» **WHAT YOU ARE ASKED TO DO**
Look through the records and copy every line in which "mussarela" appears.

- Opening Delimiter -

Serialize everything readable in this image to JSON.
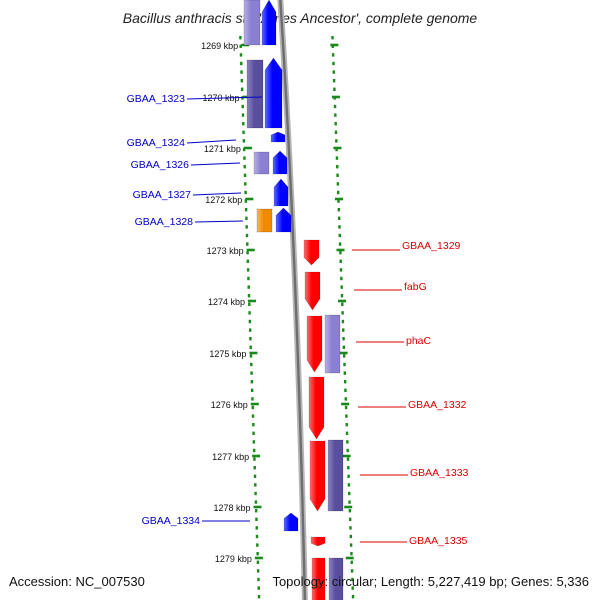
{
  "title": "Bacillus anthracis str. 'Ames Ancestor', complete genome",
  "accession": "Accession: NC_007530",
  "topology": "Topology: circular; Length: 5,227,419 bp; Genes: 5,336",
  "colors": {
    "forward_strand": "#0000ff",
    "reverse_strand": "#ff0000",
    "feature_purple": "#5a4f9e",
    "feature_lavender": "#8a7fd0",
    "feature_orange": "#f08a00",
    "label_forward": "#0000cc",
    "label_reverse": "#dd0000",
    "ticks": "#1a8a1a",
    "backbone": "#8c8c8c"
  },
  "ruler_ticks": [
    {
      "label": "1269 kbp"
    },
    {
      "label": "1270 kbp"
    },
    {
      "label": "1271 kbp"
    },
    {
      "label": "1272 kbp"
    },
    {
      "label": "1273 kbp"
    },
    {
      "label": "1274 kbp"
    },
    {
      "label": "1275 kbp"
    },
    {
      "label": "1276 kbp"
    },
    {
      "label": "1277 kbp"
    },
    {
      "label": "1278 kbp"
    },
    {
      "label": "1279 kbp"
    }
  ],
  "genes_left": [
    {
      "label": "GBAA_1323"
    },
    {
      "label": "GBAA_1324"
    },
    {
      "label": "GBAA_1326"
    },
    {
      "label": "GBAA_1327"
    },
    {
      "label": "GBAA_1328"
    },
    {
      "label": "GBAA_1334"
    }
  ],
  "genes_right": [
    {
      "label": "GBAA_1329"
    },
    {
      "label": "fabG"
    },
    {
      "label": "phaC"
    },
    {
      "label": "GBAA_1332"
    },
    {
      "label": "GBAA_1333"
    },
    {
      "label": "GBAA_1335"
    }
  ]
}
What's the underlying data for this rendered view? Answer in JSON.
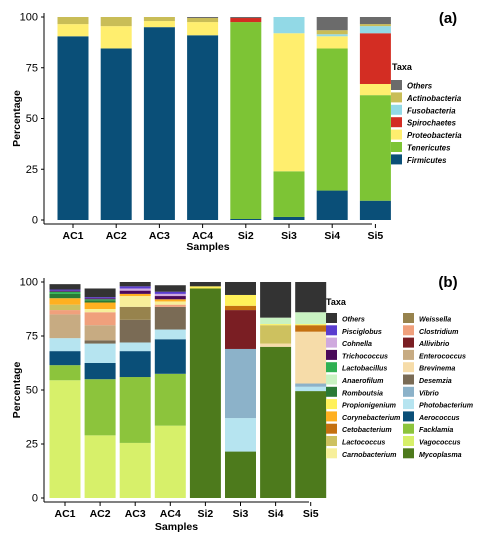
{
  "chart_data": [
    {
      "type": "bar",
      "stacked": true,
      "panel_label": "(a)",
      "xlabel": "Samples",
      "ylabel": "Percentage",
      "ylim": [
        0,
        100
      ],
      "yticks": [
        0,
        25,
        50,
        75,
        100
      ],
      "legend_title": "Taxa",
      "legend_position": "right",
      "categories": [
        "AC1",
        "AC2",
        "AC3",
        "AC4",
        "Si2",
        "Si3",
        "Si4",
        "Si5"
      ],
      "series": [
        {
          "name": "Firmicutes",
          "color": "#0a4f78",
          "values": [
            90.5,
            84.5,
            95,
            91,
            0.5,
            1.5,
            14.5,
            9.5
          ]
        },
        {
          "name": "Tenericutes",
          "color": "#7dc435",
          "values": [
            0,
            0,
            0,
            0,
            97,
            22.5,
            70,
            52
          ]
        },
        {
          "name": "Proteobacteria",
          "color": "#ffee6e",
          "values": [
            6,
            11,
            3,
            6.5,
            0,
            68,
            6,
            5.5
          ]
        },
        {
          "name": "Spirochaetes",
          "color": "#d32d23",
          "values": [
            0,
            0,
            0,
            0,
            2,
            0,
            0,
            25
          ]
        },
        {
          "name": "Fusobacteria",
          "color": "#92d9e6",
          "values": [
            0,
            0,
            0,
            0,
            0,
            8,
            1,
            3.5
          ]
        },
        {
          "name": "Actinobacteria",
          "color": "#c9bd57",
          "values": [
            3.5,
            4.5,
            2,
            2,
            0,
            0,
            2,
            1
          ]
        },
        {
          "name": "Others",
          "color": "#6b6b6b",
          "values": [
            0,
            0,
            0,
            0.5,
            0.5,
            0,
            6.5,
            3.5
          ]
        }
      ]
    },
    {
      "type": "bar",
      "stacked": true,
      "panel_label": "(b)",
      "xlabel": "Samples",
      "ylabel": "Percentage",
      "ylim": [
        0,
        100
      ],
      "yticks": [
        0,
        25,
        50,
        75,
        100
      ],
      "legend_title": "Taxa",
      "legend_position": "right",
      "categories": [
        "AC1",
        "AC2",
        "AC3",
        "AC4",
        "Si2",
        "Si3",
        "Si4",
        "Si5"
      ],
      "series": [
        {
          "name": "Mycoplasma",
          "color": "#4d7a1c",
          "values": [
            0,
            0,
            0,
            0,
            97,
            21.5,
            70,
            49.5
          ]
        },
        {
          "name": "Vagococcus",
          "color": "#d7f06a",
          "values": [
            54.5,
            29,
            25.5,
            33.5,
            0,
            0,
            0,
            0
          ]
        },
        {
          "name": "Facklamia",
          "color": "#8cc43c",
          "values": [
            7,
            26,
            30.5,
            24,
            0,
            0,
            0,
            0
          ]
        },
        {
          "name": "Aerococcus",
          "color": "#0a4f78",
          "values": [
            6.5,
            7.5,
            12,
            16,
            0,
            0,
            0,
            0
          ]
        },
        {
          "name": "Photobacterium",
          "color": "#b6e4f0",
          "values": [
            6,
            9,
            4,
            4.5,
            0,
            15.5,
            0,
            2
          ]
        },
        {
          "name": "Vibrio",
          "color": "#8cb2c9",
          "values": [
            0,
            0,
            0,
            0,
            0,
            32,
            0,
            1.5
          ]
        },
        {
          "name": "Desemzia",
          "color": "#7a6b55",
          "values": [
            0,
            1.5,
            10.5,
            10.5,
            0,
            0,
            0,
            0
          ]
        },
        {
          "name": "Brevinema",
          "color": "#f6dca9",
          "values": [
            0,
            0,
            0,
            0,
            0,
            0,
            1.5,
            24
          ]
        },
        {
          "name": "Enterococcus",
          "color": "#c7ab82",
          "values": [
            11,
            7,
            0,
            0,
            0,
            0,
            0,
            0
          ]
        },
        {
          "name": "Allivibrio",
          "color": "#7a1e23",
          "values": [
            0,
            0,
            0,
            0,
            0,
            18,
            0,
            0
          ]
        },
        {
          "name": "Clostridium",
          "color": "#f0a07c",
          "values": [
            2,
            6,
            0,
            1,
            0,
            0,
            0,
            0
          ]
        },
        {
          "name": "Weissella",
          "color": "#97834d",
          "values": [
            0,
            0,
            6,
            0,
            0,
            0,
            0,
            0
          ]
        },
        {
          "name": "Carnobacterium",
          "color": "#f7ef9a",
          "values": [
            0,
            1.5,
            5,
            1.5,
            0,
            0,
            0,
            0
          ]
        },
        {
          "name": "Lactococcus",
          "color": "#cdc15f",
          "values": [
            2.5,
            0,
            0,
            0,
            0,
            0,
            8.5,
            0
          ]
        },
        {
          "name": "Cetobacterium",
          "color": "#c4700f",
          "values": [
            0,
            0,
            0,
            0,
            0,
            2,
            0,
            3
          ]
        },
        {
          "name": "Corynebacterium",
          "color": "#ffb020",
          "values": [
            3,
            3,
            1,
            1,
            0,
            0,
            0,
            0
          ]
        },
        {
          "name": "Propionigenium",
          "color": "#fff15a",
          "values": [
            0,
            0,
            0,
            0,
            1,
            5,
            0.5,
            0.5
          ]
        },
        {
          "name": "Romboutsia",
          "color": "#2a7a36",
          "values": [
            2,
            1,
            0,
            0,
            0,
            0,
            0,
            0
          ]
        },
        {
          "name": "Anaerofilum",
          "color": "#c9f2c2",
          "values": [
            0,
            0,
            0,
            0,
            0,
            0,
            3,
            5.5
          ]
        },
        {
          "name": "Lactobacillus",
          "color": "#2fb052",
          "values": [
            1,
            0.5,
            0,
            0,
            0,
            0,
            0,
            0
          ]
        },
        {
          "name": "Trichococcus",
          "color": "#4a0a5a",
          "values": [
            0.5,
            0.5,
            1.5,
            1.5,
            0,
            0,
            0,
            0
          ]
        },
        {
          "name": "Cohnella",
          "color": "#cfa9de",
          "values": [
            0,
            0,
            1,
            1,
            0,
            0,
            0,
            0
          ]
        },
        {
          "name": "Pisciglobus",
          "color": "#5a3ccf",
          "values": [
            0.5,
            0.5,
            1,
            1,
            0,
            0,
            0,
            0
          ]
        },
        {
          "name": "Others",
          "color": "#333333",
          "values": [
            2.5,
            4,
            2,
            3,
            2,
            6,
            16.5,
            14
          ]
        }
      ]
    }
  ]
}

- Closing Delimiter -
- Opening Delimiter -

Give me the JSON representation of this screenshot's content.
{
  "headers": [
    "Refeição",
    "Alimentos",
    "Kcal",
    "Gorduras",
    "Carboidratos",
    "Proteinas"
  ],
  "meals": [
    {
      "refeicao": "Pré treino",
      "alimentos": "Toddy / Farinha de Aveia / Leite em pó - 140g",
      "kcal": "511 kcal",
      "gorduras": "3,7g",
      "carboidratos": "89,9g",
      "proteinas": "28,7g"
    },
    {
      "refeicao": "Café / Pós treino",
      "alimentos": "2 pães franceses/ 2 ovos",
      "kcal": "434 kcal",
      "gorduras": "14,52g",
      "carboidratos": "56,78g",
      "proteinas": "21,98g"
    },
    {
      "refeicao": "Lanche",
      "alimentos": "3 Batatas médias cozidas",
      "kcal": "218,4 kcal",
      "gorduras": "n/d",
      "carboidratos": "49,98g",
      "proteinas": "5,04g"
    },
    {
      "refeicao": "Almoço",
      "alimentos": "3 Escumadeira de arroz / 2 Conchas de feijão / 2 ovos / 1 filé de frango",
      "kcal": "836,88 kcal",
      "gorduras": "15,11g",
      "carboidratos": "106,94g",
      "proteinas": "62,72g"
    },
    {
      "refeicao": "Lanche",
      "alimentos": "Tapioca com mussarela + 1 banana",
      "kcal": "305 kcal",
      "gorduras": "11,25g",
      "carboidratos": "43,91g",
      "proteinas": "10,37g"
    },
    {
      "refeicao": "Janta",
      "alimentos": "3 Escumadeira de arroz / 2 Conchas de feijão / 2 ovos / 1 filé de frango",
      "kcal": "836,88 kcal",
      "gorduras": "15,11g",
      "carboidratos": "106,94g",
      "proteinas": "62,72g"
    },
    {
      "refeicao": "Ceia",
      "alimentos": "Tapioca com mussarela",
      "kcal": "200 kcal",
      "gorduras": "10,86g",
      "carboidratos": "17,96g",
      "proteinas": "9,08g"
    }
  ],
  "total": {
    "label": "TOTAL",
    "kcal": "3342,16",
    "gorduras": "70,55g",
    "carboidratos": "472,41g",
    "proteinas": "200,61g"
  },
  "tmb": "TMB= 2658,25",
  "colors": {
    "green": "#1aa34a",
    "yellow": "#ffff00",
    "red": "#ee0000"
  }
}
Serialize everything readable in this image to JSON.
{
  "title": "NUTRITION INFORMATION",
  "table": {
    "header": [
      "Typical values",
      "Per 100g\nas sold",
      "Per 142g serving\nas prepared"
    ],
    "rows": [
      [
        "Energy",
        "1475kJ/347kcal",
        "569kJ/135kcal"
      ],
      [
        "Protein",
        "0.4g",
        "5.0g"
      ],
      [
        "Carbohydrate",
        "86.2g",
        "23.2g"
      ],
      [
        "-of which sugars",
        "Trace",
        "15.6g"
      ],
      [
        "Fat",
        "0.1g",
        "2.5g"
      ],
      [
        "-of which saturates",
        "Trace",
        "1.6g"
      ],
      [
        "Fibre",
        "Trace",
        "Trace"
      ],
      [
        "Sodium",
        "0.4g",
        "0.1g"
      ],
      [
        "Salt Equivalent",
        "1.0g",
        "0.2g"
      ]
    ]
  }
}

- Closing Delimiter -

» **TASK RESULT**
      "alimentos": "Tapioca com mussarela + 1 banana",
      "alimentos": "Tapioca com mussarela",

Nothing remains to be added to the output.